Exercise.
Select the lines that contain "content" and copy each of them.

= = =

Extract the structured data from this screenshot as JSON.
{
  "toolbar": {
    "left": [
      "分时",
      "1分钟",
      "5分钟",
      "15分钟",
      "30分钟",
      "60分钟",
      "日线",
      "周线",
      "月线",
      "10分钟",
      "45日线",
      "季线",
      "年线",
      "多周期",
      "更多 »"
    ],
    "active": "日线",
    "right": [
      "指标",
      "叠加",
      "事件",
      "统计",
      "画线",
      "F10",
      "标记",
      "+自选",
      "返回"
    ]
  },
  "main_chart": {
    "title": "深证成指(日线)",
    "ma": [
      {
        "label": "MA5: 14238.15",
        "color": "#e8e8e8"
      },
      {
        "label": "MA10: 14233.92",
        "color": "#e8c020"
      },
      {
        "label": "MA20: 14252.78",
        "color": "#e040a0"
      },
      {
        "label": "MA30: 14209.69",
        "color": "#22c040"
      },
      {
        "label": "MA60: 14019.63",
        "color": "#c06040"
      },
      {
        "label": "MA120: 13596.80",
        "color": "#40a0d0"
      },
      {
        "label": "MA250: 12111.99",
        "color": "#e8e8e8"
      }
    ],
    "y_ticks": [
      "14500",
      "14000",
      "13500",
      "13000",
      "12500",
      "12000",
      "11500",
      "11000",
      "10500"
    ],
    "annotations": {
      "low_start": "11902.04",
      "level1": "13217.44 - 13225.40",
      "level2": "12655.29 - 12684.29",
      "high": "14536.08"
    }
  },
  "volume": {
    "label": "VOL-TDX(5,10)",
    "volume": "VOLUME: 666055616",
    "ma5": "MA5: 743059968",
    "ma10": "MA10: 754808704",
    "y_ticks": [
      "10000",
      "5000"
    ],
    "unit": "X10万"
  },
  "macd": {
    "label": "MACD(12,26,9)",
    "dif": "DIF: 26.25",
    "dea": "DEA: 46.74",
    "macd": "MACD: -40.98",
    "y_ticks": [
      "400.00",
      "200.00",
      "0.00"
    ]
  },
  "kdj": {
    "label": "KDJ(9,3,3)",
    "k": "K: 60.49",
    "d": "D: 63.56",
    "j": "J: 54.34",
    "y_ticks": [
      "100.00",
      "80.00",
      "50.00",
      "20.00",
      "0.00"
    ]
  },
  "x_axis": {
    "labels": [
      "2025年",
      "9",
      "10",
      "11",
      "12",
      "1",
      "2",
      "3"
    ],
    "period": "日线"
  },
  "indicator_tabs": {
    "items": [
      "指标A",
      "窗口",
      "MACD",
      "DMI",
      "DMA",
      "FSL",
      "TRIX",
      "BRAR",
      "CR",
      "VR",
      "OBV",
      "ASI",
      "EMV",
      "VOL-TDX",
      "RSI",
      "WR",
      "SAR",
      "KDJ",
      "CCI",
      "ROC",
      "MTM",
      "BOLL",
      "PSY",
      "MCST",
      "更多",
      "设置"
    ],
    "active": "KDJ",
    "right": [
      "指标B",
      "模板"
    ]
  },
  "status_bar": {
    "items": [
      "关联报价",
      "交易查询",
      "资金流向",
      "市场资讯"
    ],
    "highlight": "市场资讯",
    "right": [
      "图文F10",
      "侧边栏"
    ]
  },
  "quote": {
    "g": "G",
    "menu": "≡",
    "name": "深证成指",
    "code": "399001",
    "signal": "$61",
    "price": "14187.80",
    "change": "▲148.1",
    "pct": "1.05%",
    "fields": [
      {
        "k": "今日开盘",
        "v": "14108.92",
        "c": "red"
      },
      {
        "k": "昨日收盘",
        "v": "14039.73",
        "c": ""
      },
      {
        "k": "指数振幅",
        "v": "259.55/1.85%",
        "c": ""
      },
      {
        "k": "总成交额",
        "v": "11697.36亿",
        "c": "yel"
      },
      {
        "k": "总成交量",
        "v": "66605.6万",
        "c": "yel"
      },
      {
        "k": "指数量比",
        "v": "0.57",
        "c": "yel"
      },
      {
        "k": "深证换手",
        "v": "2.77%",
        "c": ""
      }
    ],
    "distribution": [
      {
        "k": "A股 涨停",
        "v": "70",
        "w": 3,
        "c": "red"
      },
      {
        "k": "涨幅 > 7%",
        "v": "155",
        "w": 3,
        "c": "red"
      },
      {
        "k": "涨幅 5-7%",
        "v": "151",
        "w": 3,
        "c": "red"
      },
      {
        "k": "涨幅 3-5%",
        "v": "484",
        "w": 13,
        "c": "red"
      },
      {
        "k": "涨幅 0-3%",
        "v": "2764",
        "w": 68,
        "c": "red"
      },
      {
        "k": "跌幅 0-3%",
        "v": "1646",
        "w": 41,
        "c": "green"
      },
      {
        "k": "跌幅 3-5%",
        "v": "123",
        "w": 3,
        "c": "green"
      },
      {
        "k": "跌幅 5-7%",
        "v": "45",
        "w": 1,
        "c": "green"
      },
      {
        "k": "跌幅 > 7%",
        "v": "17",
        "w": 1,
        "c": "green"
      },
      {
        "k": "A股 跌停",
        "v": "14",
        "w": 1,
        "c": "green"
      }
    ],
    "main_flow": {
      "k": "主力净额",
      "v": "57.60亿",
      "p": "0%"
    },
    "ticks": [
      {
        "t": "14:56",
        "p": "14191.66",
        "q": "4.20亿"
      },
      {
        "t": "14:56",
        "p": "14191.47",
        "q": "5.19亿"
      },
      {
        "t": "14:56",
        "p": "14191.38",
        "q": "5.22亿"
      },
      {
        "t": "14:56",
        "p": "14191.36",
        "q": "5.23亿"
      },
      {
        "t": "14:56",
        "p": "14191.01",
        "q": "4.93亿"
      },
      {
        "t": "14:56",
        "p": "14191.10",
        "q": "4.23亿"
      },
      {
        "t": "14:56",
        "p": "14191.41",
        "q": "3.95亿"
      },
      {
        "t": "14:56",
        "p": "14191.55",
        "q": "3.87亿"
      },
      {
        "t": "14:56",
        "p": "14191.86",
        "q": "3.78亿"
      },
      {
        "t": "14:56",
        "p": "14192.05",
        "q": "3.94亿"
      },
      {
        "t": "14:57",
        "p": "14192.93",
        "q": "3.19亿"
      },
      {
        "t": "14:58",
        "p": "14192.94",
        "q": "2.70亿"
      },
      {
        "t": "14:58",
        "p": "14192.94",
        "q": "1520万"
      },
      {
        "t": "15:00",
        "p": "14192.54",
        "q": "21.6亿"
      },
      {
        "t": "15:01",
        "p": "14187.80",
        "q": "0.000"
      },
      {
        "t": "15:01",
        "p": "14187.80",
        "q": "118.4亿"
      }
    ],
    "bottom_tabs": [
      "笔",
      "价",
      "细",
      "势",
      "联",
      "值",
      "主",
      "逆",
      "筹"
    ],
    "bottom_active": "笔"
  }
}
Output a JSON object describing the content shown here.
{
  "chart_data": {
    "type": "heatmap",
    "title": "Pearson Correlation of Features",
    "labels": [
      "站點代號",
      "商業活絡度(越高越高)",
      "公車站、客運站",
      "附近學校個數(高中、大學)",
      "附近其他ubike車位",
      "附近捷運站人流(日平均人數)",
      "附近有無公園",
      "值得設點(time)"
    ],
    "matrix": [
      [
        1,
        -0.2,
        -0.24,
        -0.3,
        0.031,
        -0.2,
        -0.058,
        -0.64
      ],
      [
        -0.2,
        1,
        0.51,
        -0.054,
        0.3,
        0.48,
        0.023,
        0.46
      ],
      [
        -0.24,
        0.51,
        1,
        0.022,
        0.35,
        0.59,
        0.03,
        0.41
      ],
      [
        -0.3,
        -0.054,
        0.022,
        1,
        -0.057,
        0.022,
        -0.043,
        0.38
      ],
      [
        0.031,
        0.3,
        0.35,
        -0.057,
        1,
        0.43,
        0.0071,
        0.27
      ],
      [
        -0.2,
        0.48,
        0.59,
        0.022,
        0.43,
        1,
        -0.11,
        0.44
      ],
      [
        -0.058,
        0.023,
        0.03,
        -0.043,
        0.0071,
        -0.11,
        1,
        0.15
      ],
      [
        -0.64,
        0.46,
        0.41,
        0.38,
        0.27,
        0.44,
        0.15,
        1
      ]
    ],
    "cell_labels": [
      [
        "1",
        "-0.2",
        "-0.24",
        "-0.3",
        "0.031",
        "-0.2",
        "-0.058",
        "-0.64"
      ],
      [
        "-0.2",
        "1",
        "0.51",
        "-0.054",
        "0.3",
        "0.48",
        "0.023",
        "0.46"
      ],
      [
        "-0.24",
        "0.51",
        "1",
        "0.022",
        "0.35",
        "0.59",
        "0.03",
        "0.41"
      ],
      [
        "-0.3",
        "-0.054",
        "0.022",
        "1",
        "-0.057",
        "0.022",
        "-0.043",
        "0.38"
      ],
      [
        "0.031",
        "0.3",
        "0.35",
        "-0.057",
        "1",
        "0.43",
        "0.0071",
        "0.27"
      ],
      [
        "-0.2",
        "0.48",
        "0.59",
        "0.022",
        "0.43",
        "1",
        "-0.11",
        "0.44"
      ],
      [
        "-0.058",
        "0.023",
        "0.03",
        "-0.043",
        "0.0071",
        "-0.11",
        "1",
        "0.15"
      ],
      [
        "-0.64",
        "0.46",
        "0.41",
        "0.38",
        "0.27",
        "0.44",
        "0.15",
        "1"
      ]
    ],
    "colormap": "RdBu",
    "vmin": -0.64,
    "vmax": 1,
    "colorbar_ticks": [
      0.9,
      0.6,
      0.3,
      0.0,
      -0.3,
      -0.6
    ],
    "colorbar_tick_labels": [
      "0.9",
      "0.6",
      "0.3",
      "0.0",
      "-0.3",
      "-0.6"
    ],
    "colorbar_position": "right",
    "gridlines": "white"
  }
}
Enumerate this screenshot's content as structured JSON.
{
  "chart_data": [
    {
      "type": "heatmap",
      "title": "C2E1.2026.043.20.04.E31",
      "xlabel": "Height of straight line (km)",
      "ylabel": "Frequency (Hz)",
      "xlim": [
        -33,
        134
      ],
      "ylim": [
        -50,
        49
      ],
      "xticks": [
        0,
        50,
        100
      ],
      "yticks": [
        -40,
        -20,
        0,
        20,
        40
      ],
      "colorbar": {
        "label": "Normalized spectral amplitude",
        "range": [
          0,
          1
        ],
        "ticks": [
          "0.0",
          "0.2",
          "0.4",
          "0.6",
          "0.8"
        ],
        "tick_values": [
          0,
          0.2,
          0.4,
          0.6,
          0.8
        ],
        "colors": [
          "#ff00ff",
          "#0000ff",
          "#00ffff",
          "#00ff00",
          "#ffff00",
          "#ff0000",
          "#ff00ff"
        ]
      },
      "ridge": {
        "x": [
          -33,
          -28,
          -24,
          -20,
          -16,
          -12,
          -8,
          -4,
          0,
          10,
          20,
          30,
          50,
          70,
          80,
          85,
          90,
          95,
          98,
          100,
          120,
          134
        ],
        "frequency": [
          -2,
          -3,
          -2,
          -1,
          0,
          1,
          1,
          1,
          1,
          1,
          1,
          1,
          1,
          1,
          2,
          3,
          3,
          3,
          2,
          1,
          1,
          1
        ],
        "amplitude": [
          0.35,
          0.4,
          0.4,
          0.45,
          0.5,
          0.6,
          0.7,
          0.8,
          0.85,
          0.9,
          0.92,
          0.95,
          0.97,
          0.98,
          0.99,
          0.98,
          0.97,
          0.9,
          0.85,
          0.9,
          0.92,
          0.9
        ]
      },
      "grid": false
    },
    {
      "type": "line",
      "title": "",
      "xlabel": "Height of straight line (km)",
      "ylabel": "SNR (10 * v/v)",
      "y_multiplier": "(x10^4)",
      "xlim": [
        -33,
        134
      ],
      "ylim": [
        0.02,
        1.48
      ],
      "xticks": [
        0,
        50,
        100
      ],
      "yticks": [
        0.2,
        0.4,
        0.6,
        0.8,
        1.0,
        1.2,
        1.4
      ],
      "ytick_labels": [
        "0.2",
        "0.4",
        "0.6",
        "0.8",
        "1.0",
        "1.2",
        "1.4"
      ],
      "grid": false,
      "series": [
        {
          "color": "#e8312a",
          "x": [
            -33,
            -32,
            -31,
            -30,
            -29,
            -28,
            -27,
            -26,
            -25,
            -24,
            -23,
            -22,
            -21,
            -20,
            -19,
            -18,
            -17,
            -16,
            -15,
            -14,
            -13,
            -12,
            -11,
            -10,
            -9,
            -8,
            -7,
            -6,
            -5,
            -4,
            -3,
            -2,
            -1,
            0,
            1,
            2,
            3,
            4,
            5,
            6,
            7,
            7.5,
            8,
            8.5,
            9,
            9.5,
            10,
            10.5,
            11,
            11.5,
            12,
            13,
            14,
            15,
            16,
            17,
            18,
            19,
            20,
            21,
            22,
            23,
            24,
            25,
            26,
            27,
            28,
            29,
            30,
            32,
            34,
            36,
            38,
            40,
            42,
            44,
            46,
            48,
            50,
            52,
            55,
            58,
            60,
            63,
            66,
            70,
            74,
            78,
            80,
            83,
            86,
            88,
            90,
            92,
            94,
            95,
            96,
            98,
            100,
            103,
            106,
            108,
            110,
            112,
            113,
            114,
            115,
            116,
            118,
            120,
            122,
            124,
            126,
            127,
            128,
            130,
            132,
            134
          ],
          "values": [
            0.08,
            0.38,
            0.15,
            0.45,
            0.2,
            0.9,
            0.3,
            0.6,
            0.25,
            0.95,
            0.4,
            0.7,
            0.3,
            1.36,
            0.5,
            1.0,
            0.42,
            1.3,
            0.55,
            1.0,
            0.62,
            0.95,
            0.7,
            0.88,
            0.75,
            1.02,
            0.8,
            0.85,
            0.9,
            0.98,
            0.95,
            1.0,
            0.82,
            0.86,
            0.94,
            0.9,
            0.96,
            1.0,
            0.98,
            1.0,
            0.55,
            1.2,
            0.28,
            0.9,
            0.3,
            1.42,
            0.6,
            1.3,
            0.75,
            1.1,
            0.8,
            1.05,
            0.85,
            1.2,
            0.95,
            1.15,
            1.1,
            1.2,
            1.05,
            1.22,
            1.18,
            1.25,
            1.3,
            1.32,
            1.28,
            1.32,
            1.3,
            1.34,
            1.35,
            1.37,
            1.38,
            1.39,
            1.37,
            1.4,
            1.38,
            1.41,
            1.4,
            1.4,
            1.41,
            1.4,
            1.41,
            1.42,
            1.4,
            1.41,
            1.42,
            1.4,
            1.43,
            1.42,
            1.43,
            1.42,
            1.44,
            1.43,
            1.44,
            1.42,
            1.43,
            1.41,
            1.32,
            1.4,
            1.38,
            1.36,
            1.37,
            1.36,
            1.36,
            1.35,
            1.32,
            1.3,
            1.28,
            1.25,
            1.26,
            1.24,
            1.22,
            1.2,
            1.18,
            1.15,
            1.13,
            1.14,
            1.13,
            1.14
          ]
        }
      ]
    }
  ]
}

= = =

Exercise result.
Output a JSON object describing the content shown here.
Enumerate this screenshot's content as structured JSON.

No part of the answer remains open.